start

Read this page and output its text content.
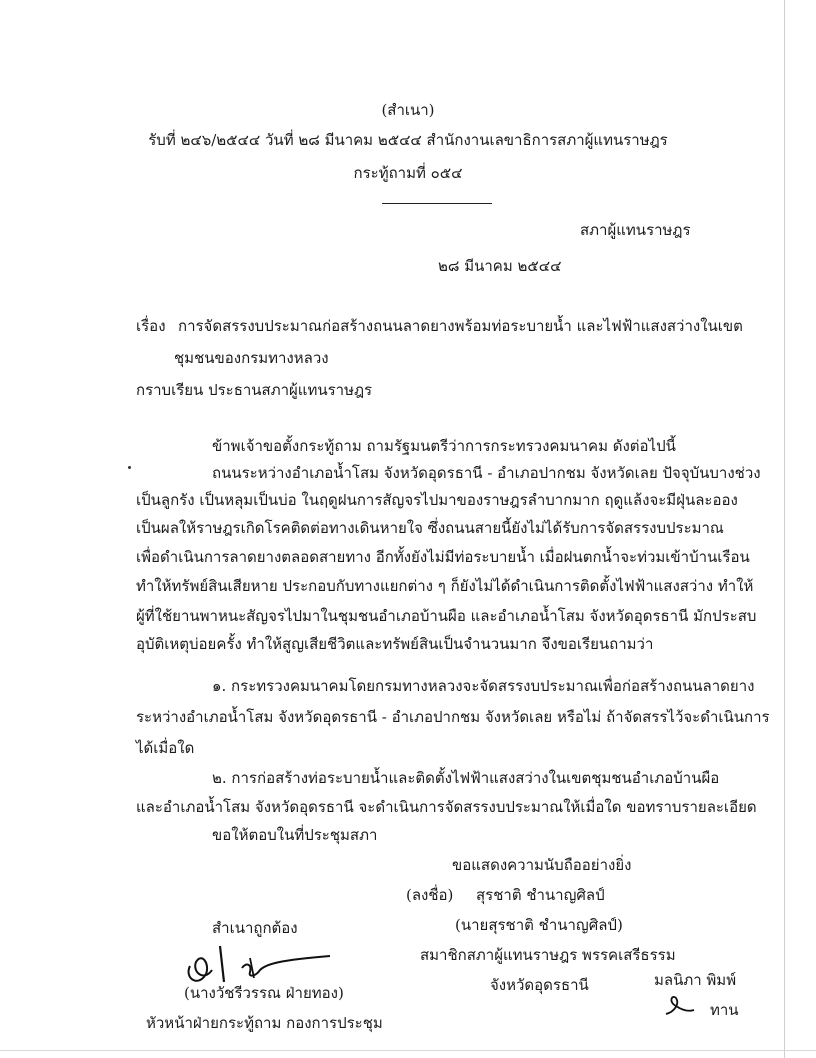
(สำเนา)
รับที่ ๒๔๖/๒๕๔๔ วันที่ ๒๘ มีนาคม ๒๕๔๔ สำนักงานเลขาธิการสภาผู้แทนราษฎร
กระทู้ถามที่ ๐๕๔
สภาผู้แทนราษฎร
๒๘ มีนาคม ๒๕๔๔
เรื่อง การจัดสรรงบประมาณก่อสร้างถนนลาดยางพร้อมท่อระบายน้ำ และไฟฟ้าแสงสว่างในเขต
ชุมชนของกรมทางหลวง
กราบเรียน ประธานสภาผู้แทนราษฎร
ข้าพเจ้าขอตั้งกระทู้ถาม ถามรัฐมนตรีว่าการกระทรวงคมนาคม ดังต่อไปนี้
ถนนระหว่างอำเภอน้ำโสม จังหวัดอุดรธานี - อำเภอปากชม จังหวัดเลย ปัจจุบันบางช่วง
เป็นลูกรัง เป็นหลุมเป็นบ่อ ในฤดูฝนการสัญจรไปมาของราษฎรลำบากมาก ฤดูแล้งจะมีฝุ่นละออง
เป็นผลให้ราษฎรเกิดโรคติดต่อทางเดินหายใจ ซึ่งถนนสายนี้ยังไม่ได้รับการจัดสรรงบประมาณ
เพื่อดำเนินการลาดยางตลอดสายทาง อีกทั้งยังไม่มีท่อระบายน้ำ เมื่อฝนตกน้ำจะท่วมเข้าบ้านเรือน
ทำให้ทรัพย์สินเสียหาย ประกอบกับทางแยกต่าง ๆ ก็ยังไม่ได้ดำเนินการติดตั้งไฟฟ้าแสงสว่าง ทำให้
ผู้ที่ใช้ยานพาหนะสัญจรไปมาในชุมชนอำเภอบ้านผือ และอำเภอน้ำโสม จังหวัดอุดรธานี มักประสบ
อุบัติเหตุบ่อยครั้ง ทำให้สูญเสียชีวิตและทรัพย์สินเป็นจำนวนมาก จึงขอเรียนถามว่า
๑. กระทรวงคมนาคมโดยกรมทางหลวงจะจัดสรรงบประมาณเพื่อก่อสร้างถนนลาดยาง
ระหว่างอำเภอน้ำโสม จังหวัดอุดรธานี - อำเภอปากชม จังหวัดเลย หรือไม่ ถ้าจัดสรรไว้จะดำเนินการ
ได้เมื่อใด
๒. การก่อสร้างท่อระบายน้ำและติดตั้งไฟฟ้าแสงสว่างในเขตชุมชนอำเภอบ้านผือ
และอำเภอน้ำโสม จังหวัดอุดรธานี จะดำเนินการจัดสรรงบประมาณให้เมื่อใด ขอทราบรายละเอียด
ขอให้ตอบในที่ประชุมสภา
ขอแสดงความนับถืออย่างยิ่ง
(ลงชื่อ) สุรชาติ ชำนาญศิลป์
(นายสุรชาติ ชำนาญศิลป์)
สมาชิกสภาผู้แทนราษฎร พรรคเสรีธรรม
จังหวัดอุดรธานี
สำเนาถูกต้อง
(นางวัชรีวรรณ ฝ่ายทอง)
หัวหน้าฝ่ายกระทู้ถาม กองการประชุม
มลนิภา พิมพ์
ทาน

end

Leaving out the pictures, repeat the data above exactly.

● **FULL SOLUTION**:
Read this page and output its text content.
(สำเนา)
รับที่ ๒๔๖/๒๕๔๔ วันที่ ๒๘ มีนาคม ๒๕๔๔ สำนักงานเลขาธิการสภาผู้แทนราษฎร
กระทู้ถามที่ ๐๕๔
สภาผู้แทนราษฎร
๒๘ มีนาคม ๒๕๔๔
เรื่อง การจัดสรรงบประมาณก่อสร้างถนนลาดยางพร้อมท่อระบายน้ำ และไฟฟ้าแสงสว่างในเขต
ชุมชนของกรมทางหลวง
กราบเรียน ประธานสภาผู้แทนราษฎร
ข้าพเจ้าขอตั้งกระทู้ถาม ถามรัฐมนตรีว่าการกระทรวงคมนาคม ดังต่อไปนี้
ถนนระหว่างอำเภอน้ำโสม จังหวัดอุดรธานี - อำเภอปากชม จังหวัดเลย ปัจจุบันบางช่วง
เป็นลูกรัง เป็นหลุมเป็นบ่อ ในฤดูฝนการสัญจรไปมาของราษฎรลำบากมาก ฤดูแล้งจะมีฝุ่นละออง
เป็นผลให้ราษฎรเกิดโรคติดต่อทางเดินหายใจ ซึ่งถนนสายนี้ยังไม่ได้รับการจัดสรรงบประมาณ
เพื่อดำเนินการลาดยางตลอดสายทาง อีกทั้งยังไม่มีท่อระบายน้ำ เมื่อฝนตกน้ำจะท่วมเข้าบ้านเรือน
ทำให้ทรัพย์สินเสียหาย ประกอบกับทางแยกต่าง ๆ ก็ยังไม่ได้ดำเนินการติดตั้งไฟฟ้าแสงสว่าง ทำให้
ผู้ที่ใช้ยานพาหนะสัญจรไปมาในชุมชนอำเภอบ้านผือ และอำเภอน้ำโสม จังหวัดอุดรธานี มักประสบ
อุบัติเหตุบ่อยครั้ง ทำให้สูญเสียชีวิตและทรัพย์สินเป็นจำนวนมาก จึงขอเรียนถามว่า
๑. กระทรวงคมนาคมโดยกรมทางหลวงจะจัดสรรงบประมาณเพื่อก่อสร้างถนนลาดยาง
ระหว่างอำเภอน้ำโสม จังหวัดอุดรธานี - อำเภอปากชม จังหวัดเลย หรือไม่ ถ้าจัดสรรไว้จะดำเนินการ
ได้เมื่อใด
๒. การก่อสร้างท่อระบายน้ำและติดตั้งไฟฟ้าแสงสว่างในเขตชุมชนอำเภอบ้านผือ
และอำเภอน้ำโสม จังหวัดอุดรธานี จะดำเนินการจัดสรรงบประมาณให้เมื่อใด ขอทราบรายละเอียด
ขอให้ตอบในที่ประชุมสภา
ขอแสดงความนับถืออย่างยิ่ง
(ลงชื่อ) สุรชาติ ชำนาญศิลป์
(นายสุรชาติ ชำนาญศิลป์)
สมาชิกสภาผู้แทนราษฎร พรรคเสรีธรรม
จังหวัดอุดรธานี
สำเนาถูกต้อง
(นางวัชรีวรรณ ฝ่ายทอง)
หัวหน้าฝ่ายกระทู้ถาม กองการประชุม
มลนิภา พิมพ์
ทาน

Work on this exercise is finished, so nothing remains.